_Task brief_
The records below are to be copied word for word, with every picture left out.

Saved entries
----------

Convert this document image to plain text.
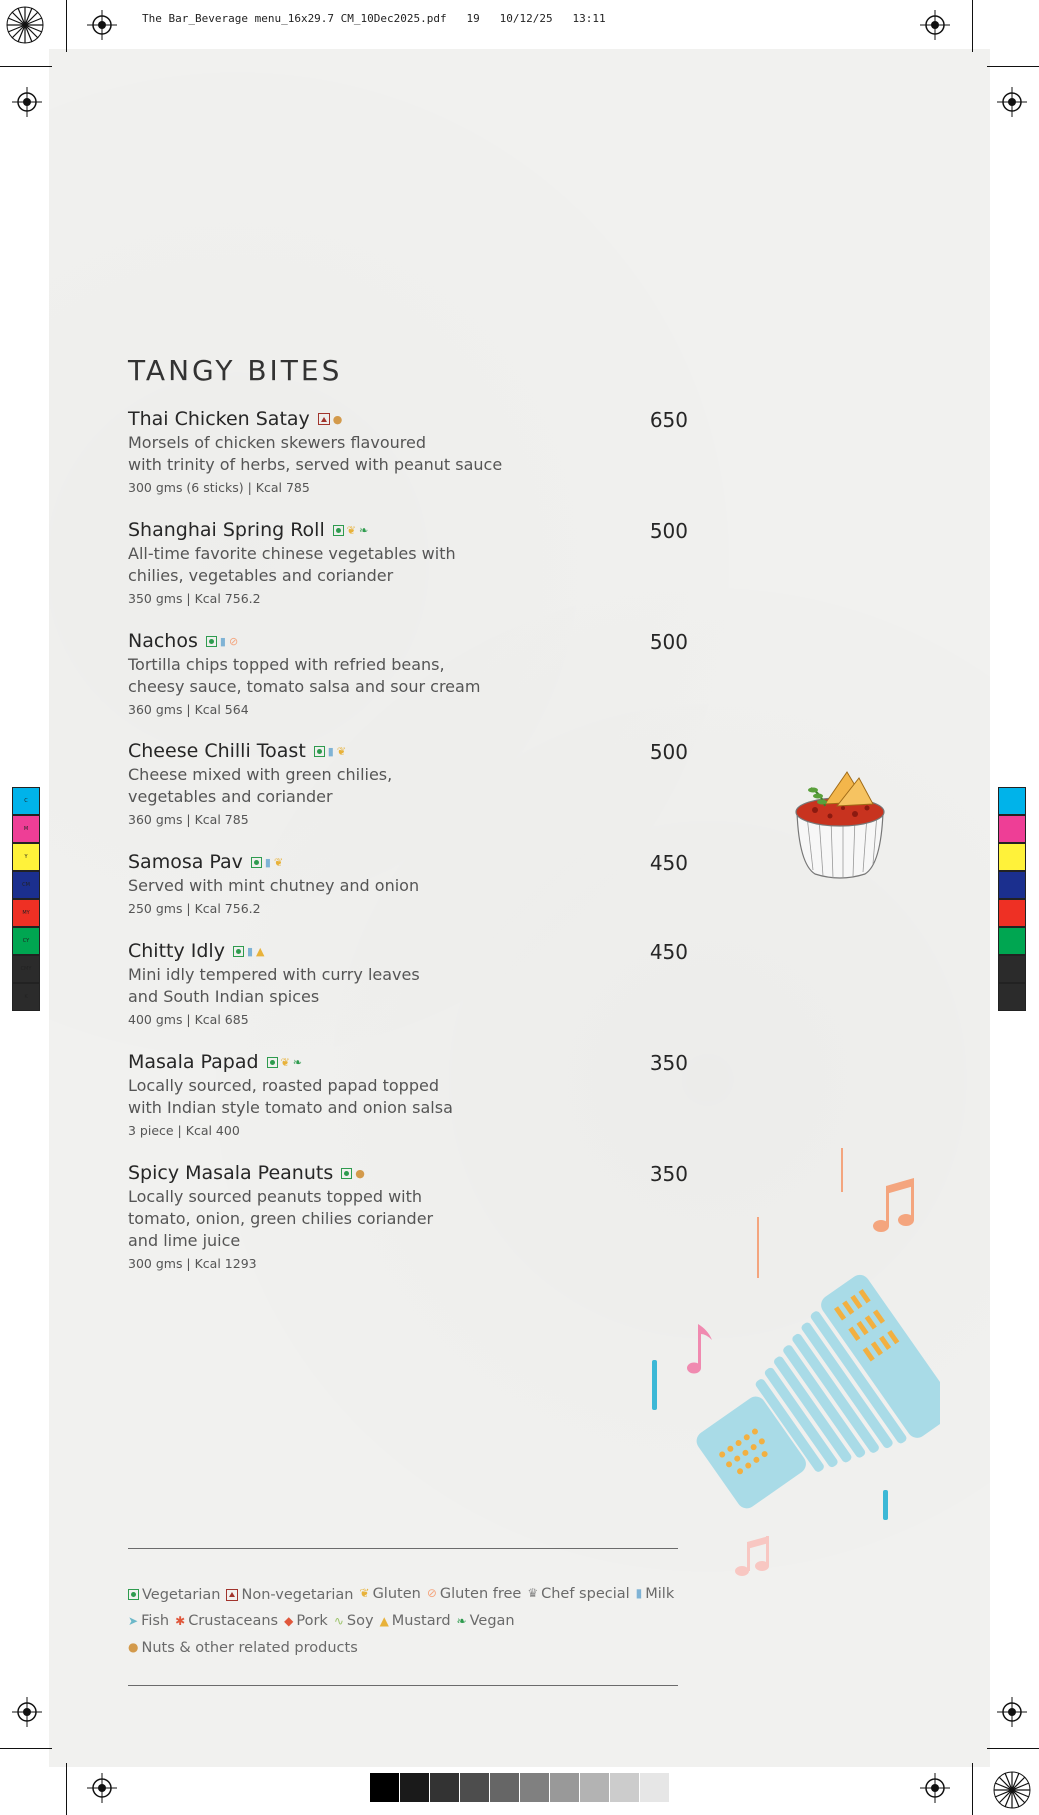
The Bar_Beverage menu_16x29.7 CM_10Dec2025.pdf 19 10/12/25 13:11
C
M
Y
CM
MY
CY
CMY
K
TANGY BITES
Thai Chicken Satay ●	650
Morsels of chicken skewers flavoured
with trinity of herbs, served with peanut sauce
300 gms (6 sticks) | Kcal 785
Shanghai Spring Roll ❦ ❧	500
All-time favorite chinese vegetables with
chilies, vegetables and coriander
350 gms | Kcal 756.2
Nachos ▮ ⊘	500
Tortilla chips topped with refried beans,
cheesy sauce, tomato salsa and sour cream
360 gms | Kcal 564
Cheese Chilli Toast ▮ ❦	500
Cheese mixed with green chilies,
vegetables and coriander
360 gms | Kcal 785
Samosa Pav ▮ ❦	450
Served with mint chutney and onion
250 gms | Kcal 756.2
Chitty Idly ▮ ▲	450
Mini idly tempered with curry leaves
and South Indian spices
400 gms | Kcal 685
Masala Papad ❦ ❧	350
Locally sourced, roasted papad topped
with Indian style tomato and onion salsa
3 piece | Kcal 400
Spicy Masala Peanuts ●	350
Locally sourced peanuts topped with
tomato, onion, green chilies coriander
and lime juice
300 gms | Kcal 1293
Vegetarian Non-vegetarian ❦ Gluten ⊘ Gluten free ♛ Chef special ▮ Milk
➤ Fish ✱ Crustaceans ◆ Pork ∿ Soy ▲ Mustard ❧ Vegan
● Nuts & other related products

----------

_The response_
Convert this document image to plain text.
The Bar_Beverage menu_16x29.7 CM_10Dec2025.pdf 19 10/12/25 13:11
C
M
Y
CM
MY
CY
CMY
K
TANGY BITES
Thai Chicken Satay ●	650
Morsels of chicken skewers flavoured
with trinity of herbs, served with peanut sauce
300 gms (6 sticks) | Kcal 785
Shanghai Spring Roll ❦ ❧	500
All-time favorite chinese vegetables with
chilies, vegetables and coriander
350 gms | Kcal 756.2
Nachos ▮ ⊘	500
Tortilla chips topped with refried beans,
cheesy sauce, tomato salsa and sour cream
360 gms | Kcal 564
Cheese Chilli Toast ▮ ❦	500
Cheese mixed with green chilies,
vegetables and coriander
360 gms | Kcal 785
Samosa Pav ▮ ❦	450
Served with mint chutney and onion
250 gms | Kcal 756.2
Chitty Idly ▮ ▲	450
Mini idly tempered with curry leaves
and South Indian spices
400 gms | Kcal 685
Masala Papad ❦ ❧	350
Locally sourced, roasted papad topped
with Indian style tomato and onion salsa
3 piece | Kcal 400
Spicy Masala Peanuts ●	350
Locally sourced peanuts topped with
tomato, onion, green chilies coriander
and lime juice
300 gms | Kcal 1293
Vegetarian Non-vegetarian ❦ Gluten ⊘ Gluten free ♛ Chef special ▮ Milk
➤ Fish ✱ Crustaceans ◆ Pork ∿ Soy ▲ Mustard ❧ Vegan
● Nuts & other related products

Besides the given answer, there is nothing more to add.